=== DATA TO PROCESS ===

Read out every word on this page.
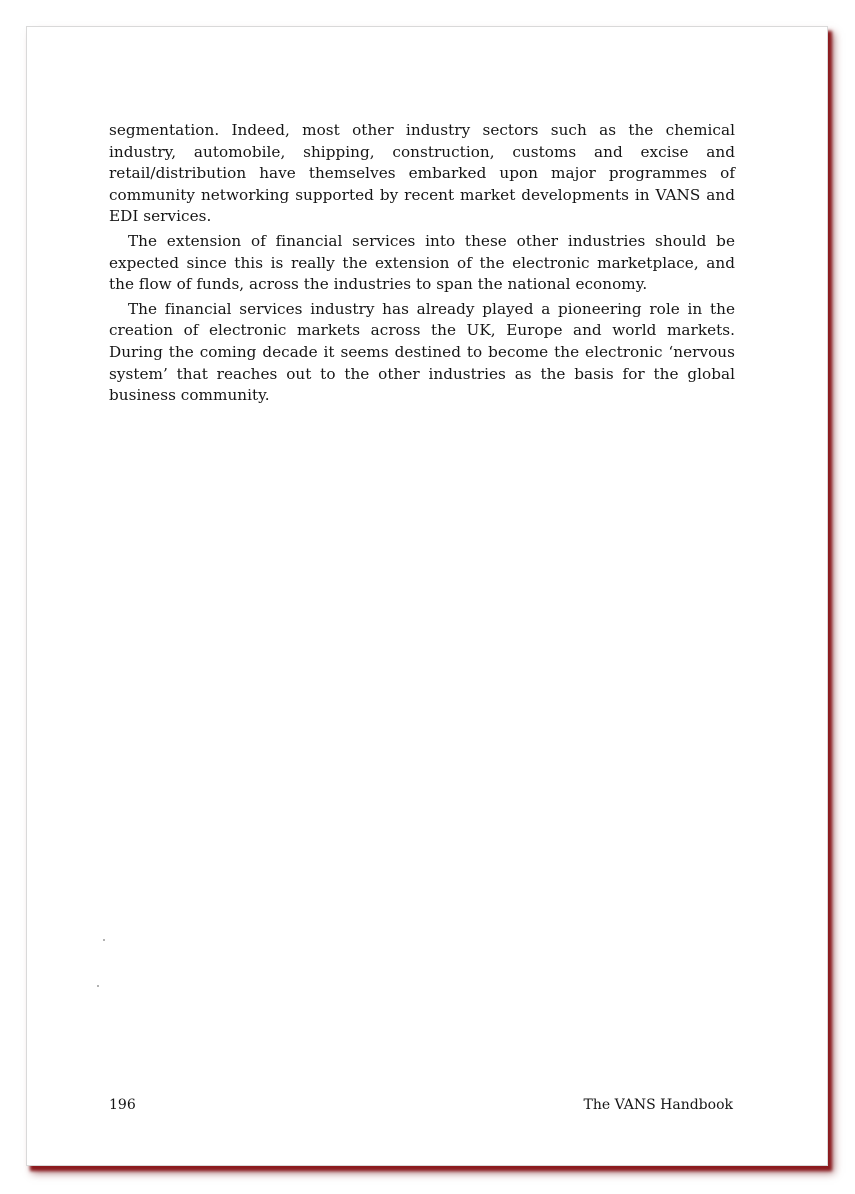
segmentation. Indeed, most other industry sectors such as the chemical industry, automobile, shipping, construction, customs and excise and retail/distribution have themselves embarked upon major programmes of community networking supported by recent market developments in VANS and EDI services.

The extension of financial services into these other industries should be expected since this is really the extension of the electronic marketplace, and the flow of funds, across the industries to span the national economy.

The financial services industry has already played a pioneering role in the creation of electronic markets across the UK, Europe and world markets. During the coming decade it seems destined to become the electronic ‘nervous system’ that reaches out to the other industries as the basis for the global business community.

196	The VANS Handbook
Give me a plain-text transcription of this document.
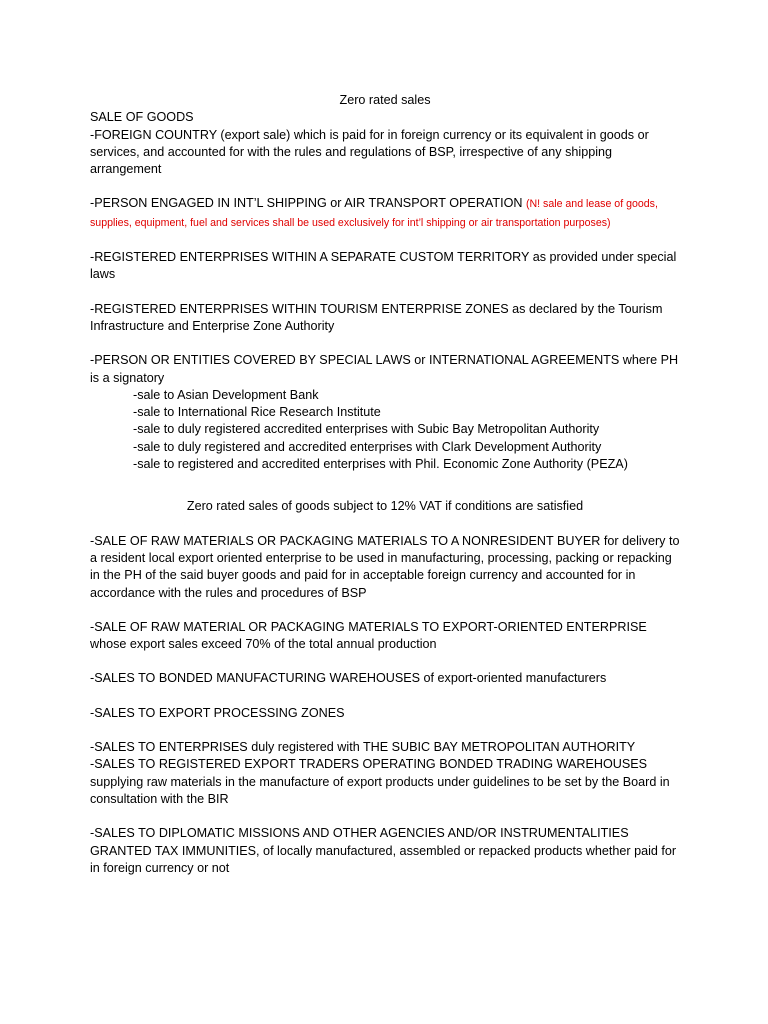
Zero rated sales

SALE OF GOODS

-FOREIGN COUNTRY (export sale) which is paid for in foreign currency or its equivalent in goods or services, and accounted for with the rules and regulations of BSP, irrespective of any shipping arrangement

-PERSON ENGAGED IN INT’L SHIPPING or AIR TRANSPORT OPERATION (N! sale and lease of goods, supplies, equipment, fuel and services shall be used exclusively for int’l shipping or air transportation purposes)

-REGISTERED ENTERPRISES WITHIN A SEPARATE CUSTOM TERRITORY as provided under special laws

-REGISTERED ENTERPRISES WITHIN TOURISM ENTERPRISE ZONES as declared by the Tourism Infrastructure and Enterprise Zone Authority

-PERSON OR ENTITIES COVERED BY SPECIAL LAWS or INTERNATIONAL AGREEMENTS where PH is a signatory

-sale to Asian Development Bank
-sale to International Rice Research Institute
-sale to duly registered accredited enterprises with Subic Bay Metropolitan Authority
-sale to duly registered and accredited enterprises with Clark Development Authority
-sale to registered and accredited enterprises with Phil. Economic Zone Authority (PEZA)

Zero rated sales of goods subject to 12% VAT if conditions are satisfied

-SALE OF RAW MATERIALS OR PACKAGING MATERIALS TO A NONRESIDENT BUYER for delivery to a resident local export oriented enterprise to be used in manufacturing, processing, packing or repacking in the PH of the said buyer goods and paid for in acceptable foreign currency and accounted for in accordance with the rules and procedures of BSP

-SALE OF RAW MATERIAL OR PACKAGING MATERIALS TO EXPORT-ORIENTED ENTERPRISE whose export sales exceed 70% of the total annual production

-SALES TO BONDED MANUFACTURING WAREHOUSES of export-oriented manufacturers

-SALES TO EXPORT PROCESSING ZONES

-SALES TO ENTERPRISES duly registered with THE SUBIC BAY METROPOLITAN AUTHORITY

-SALES TO REGISTERED EXPORT TRADERS OPERATING BONDED TRADING WAREHOUSES supplying raw materials in the manufacture of export products under guidelines to be set by the Board in consultation with the BIR

-SALES TO DIPLOMATIC MISSIONS AND OTHER AGENCIES AND/OR INSTRUMENTALITIES GRANTED TAX IMMUNITIES, of locally manufactured, assembled or repacked products whether paid for in foreign currency or not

===

_TASK DETAILS:_ Produce an exact copy of each line of data, skipping embedded images.

_RESPONSE:_
Read out every word on this page.
segmentation. Indeed, most other industry sectors such as the chemical industry, automobile, shipping, construction, customs and excise and retail/distribution have themselves embarked upon major programmes of community networking supported by recent market developments in VANS and EDI services.

The extension of financial services into these other industries should be expected since this is really the extension of the electronic marketplace, and the flow of funds, across the industries to span the national economy.

The financial services industry has already played a pioneering role in the creation of electronic markets across the UK, Europe and world markets. During the coming decade it seems destined to become the electronic ‘nervous system’ that reaches out to the other industries as the basis for the global business community.

196	The VANS Handbook
Give me a plain-text transcription of this document.
Zero rated sales

SALE OF GOODS

-FOREIGN COUNTRY (export sale) which is paid for in foreign currency or its equivalent in goods or services, and accounted for with the rules and regulations of BSP, irrespective of any shipping arrangement

-PERSON ENGAGED IN INT’L SHIPPING or AIR TRANSPORT OPERATION (N! sale and lease of goods, supplies, equipment, fuel and services shall be used exclusively for int’l shipping or air transportation purposes)

-REGISTERED ENTERPRISES WITHIN A SEPARATE CUSTOM TERRITORY as provided under special laws

-REGISTERED ENTERPRISES WITHIN TOURISM ENTERPRISE ZONES as declared by the Tourism Infrastructure and Enterprise Zone Authority

-PERSON OR ENTITIES COVERED BY SPECIAL LAWS or INTERNATIONAL AGREEMENTS where PH is a signatory

-sale to Asian Development Bank
-sale to International Rice Research Institute
-sale to duly registered accredited enterprises with Subic Bay Metropolitan Authority
-sale to duly registered and accredited enterprises with Clark Development Authority
-sale to registered and accredited enterprises with Phil. Economic Zone Authority (PEZA)

Zero rated sales of goods subject to 12% VAT if conditions are satisfied

-SALE OF RAW MATERIALS OR PACKAGING MATERIALS TO A NONRESIDENT BUYER for delivery to a resident local export oriented enterprise to be used in manufacturing, processing, packing or repacking in the PH of the said buyer goods and paid for in acceptable foreign currency and accounted for in accordance with the rules and procedures of BSP

-SALE OF RAW MATERIAL OR PACKAGING MATERIALS TO EXPORT-ORIENTED ENTERPRISE whose export sales exceed 70% of the total annual production

-SALES TO BONDED MANUFACTURING WAREHOUSES of export-oriented manufacturers

-SALES TO EXPORT PROCESSING ZONES

-SALES TO ENTERPRISES duly registered with THE SUBIC BAY METROPOLITAN AUTHORITY

-SALES TO REGISTERED EXPORT TRADERS OPERATING BONDED TRADING WAREHOUSES supplying raw materials in the manufacture of export products under guidelines to be set by the Board in consultation with the BIR

-SALES TO DIPLOMATIC MISSIONS AND OTHER AGENCIES AND/OR INSTRUMENTALITIES GRANTED TAX IMMUNITIES, of locally manufactured, assembled or repacked products whether paid for in foreign currency or not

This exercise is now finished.